▸ Data excerpts:
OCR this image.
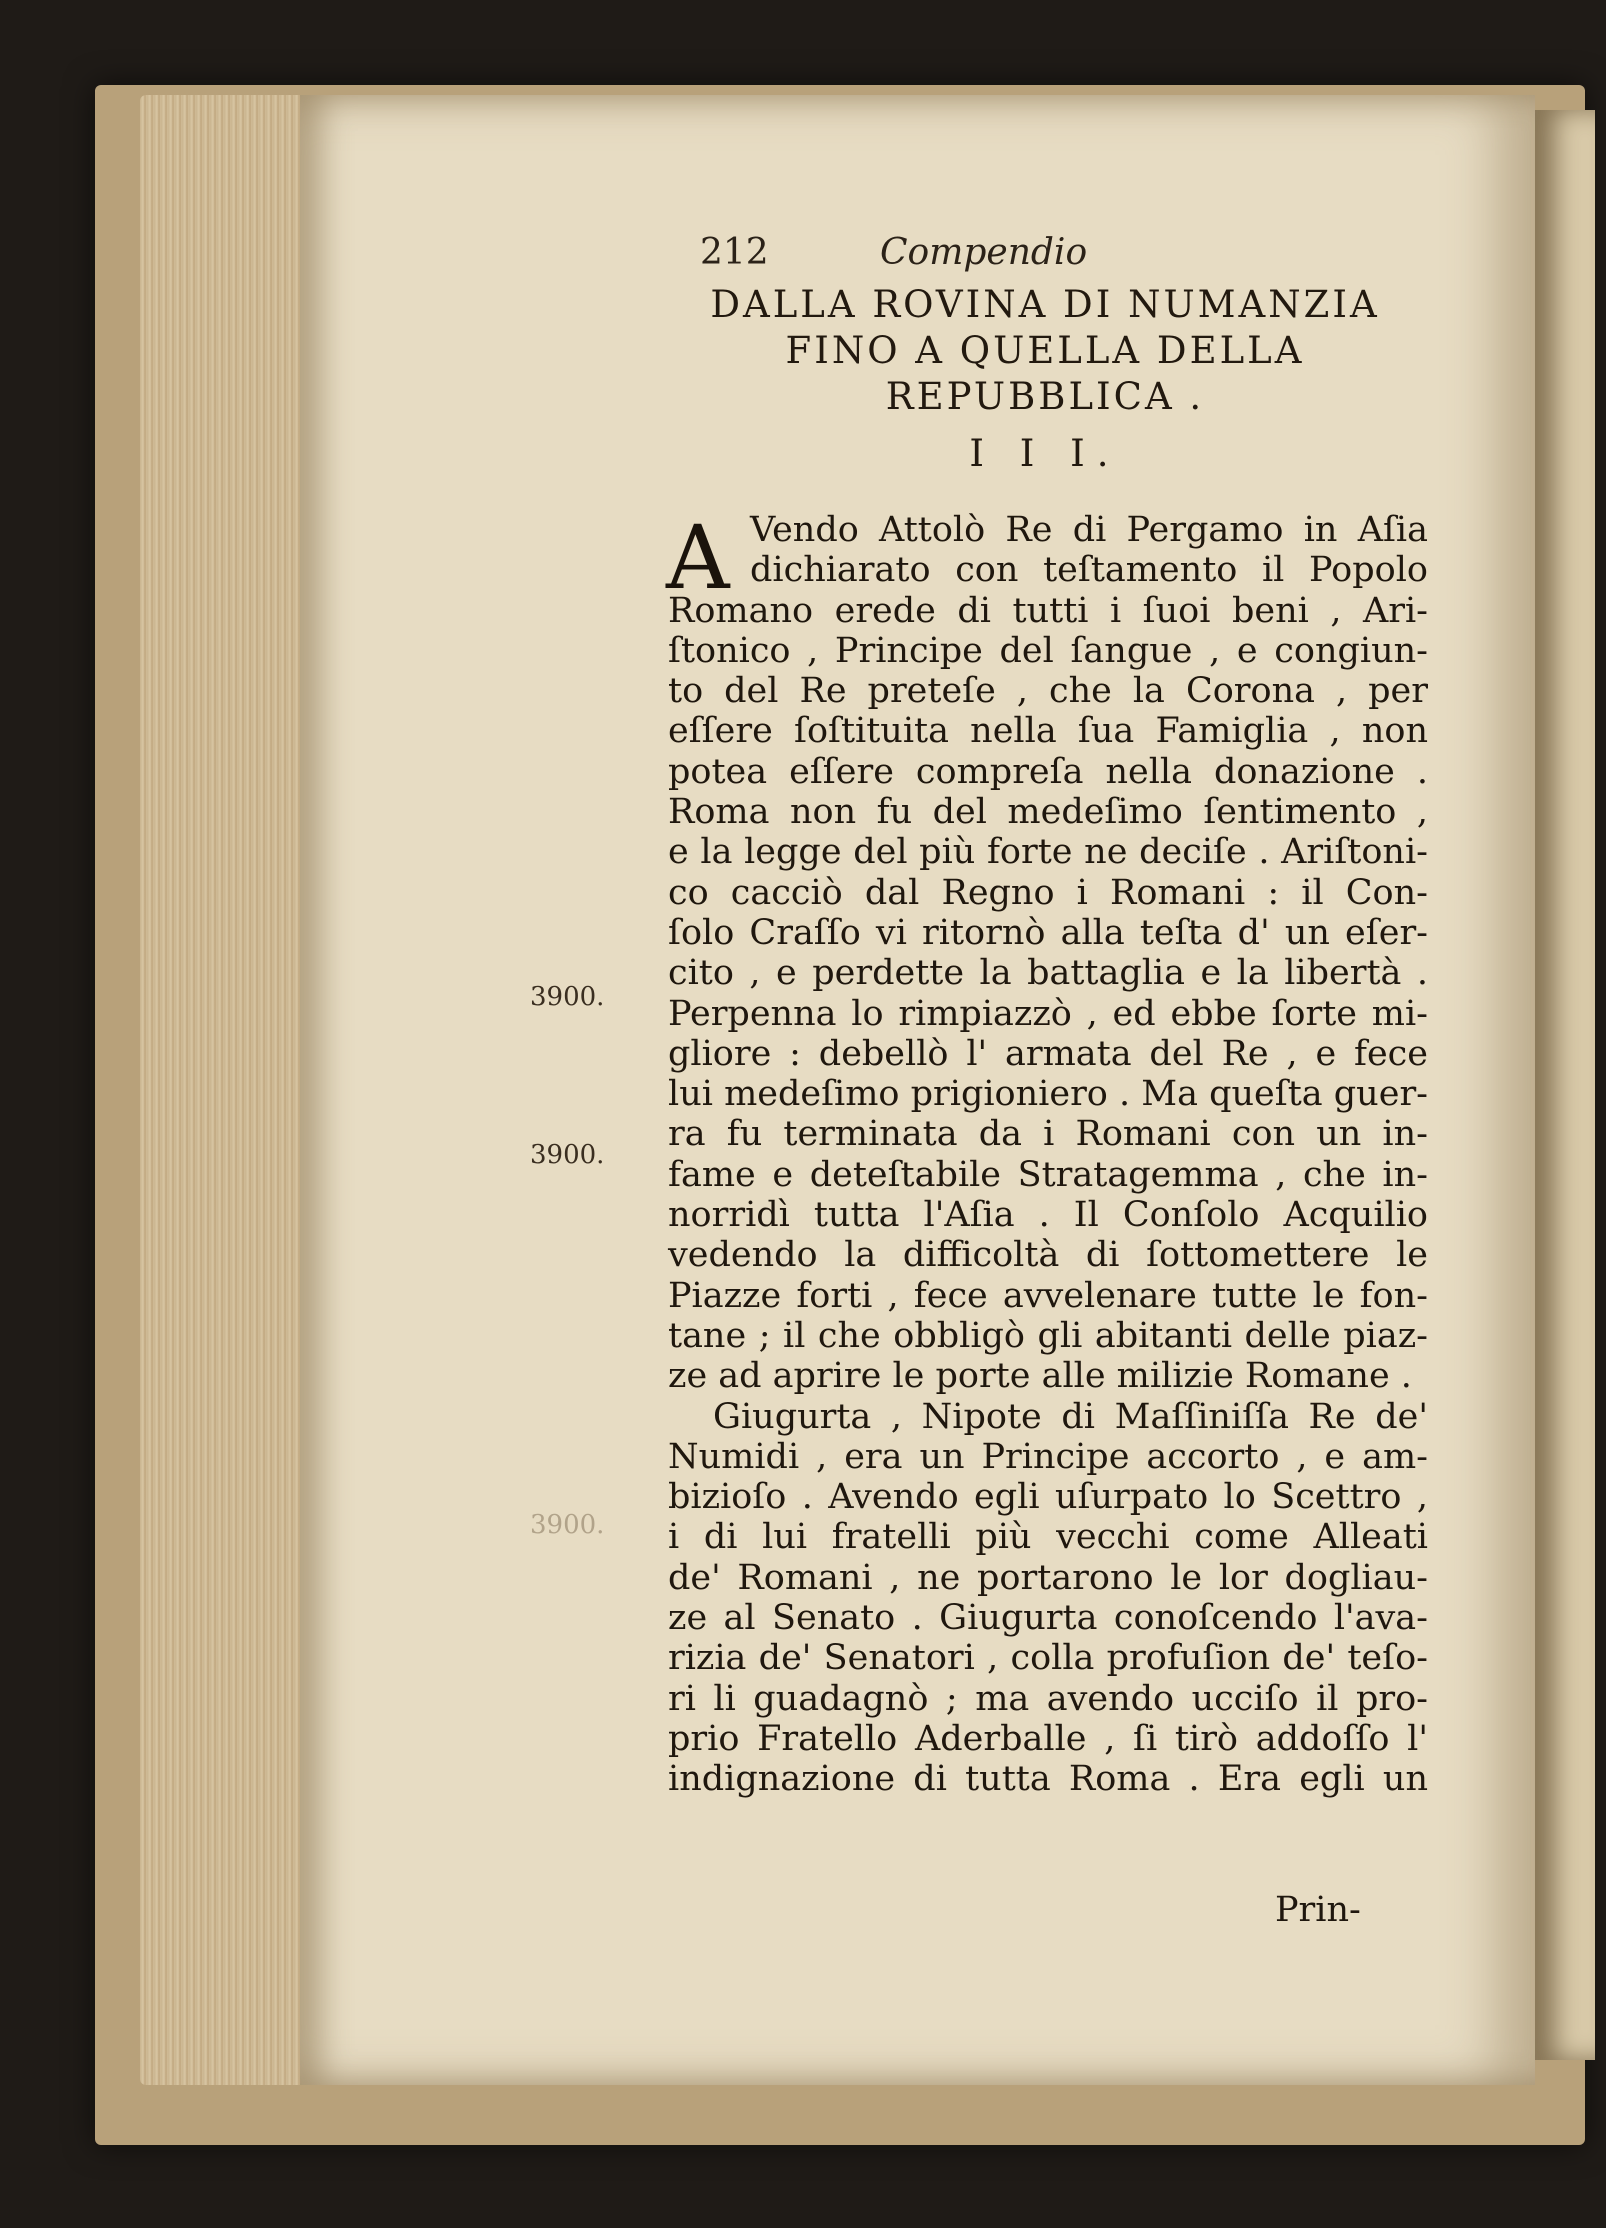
212	Compendio
DALLA ROVINA DI NUMANZIA
FINO A QUELLA DELLA
REPUBBLICA .
I I I.
3900.
3900.
3900.
A Vendo Attolò Re di Pergamo in Aſia
dichiarato con teſtamento il Popolo
Romano erede di tutti i ſuoi beni , Ari-
ſtonico , Principe del ſangue , e congiun-
to del Re preteſe , che la Corona , per
eſſere ſoſtituita nella ſua Famiglia , non
potea eſſere compreſa nella donazione .
Roma non fu del medeſimo ſentimento ,
e la legge del più forte ne deciſe . Ariſtoni-
co cacciò dal Regno i Romani : il Con-
ſolo Craſſo vi ritornò alla teſta d' un eſer-
cito , e perdette la battaglia e la libertà .
Perpenna lo rimpiazzò , ed ebbe ſorte mi-
gliore : debellò l' armata del Re , e fece
lui medeſimo prigioniero . Ma queſta guer-
ra fu terminata da i Romani con un in-
fame e deteſtabile Stratagemma , che in-
norridì tutta l'Aſia . Il Conſolo Acquilio
vedendo la difficoltà di ſottomettere le
Piazze forti , fece avvelenare tutte le fon-
tane ; il che obbligò gli abitanti delle piaz-
ze ad aprire le porte alle milizie Romane .
Giugurta , Nipote di Maſſiniſſa Re de'
Numidi , era un Principe accorto , e am-
bizioſo . Avendo egli uſurpato lo Scettro ,
i di lui fratelli più vecchi come Alleati
de' Romani , ne portarono le lor dogliau-
ze al Senato . Giugurta conoſcendo l'ava-
rizia de' Senatori , colla profuſion de' teſo-
ri li guadagnò ; ma avendo ucciſo il pro-
prio Fratello Aderballe , ſi tirò addoſſo l'
indignazione di tutta Roma . Era egli un
Prin-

▸ Your instructions: Reproduce the full material exactly, excluding the pictures.

▸ Completed task:
OCR this image.
212	Compendio
DALLA ROVINA DI NUMANZIA
FINO A QUELLA DELLA
REPUBBLICA .
I I I.
3900.
3900.
3900.
A Vendo Attolò Re di Pergamo in Aſia
dichiarato con teſtamento il Popolo
Romano erede di tutti i ſuoi beni , Ari-
ſtonico , Principe del ſangue , e congiun-
to del Re preteſe , che la Corona , per
eſſere ſoſtituita nella ſua Famiglia , non
potea eſſere compreſa nella donazione .
Roma non fu del medeſimo ſentimento ,
e la legge del più forte ne deciſe . Ariſtoni-
co cacciò dal Regno i Romani : il Con-
ſolo Craſſo vi ritornò alla teſta d' un eſer-
cito , e perdette la battaglia e la libertà .
Perpenna lo rimpiazzò , ed ebbe ſorte mi-
gliore : debellò l' armata del Re , e fece
lui medeſimo prigioniero . Ma queſta guer-
ra fu terminata da i Romani con un in-
fame e deteſtabile Stratagemma , che in-
norridì tutta l'Aſia . Il Conſolo Acquilio
vedendo la difficoltà di ſottomettere le
Piazze forti , fece avvelenare tutte le fon-
tane ; il che obbligò gli abitanti delle piaz-
ze ad aprire le porte alle milizie Romane .
Giugurta , Nipote di Maſſiniſſa Re de'
Numidi , era un Principe accorto , e am-
bizioſo . Avendo egli uſurpato lo Scettro ,
i di lui fratelli più vecchi come Alleati
de' Romani , ne portarono le lor dogliau-
ze al Senato . Giugurta conoſcendo l'ava-
rizia de' Senatori , colla profuſion de' teſo-
ri li guadagnò ; ma avendo ucciſo il pro-
prio Fratello Aderballe , ſi tirò addoſſo l'
indignazione di tutta Roma . Era egli un
Prin-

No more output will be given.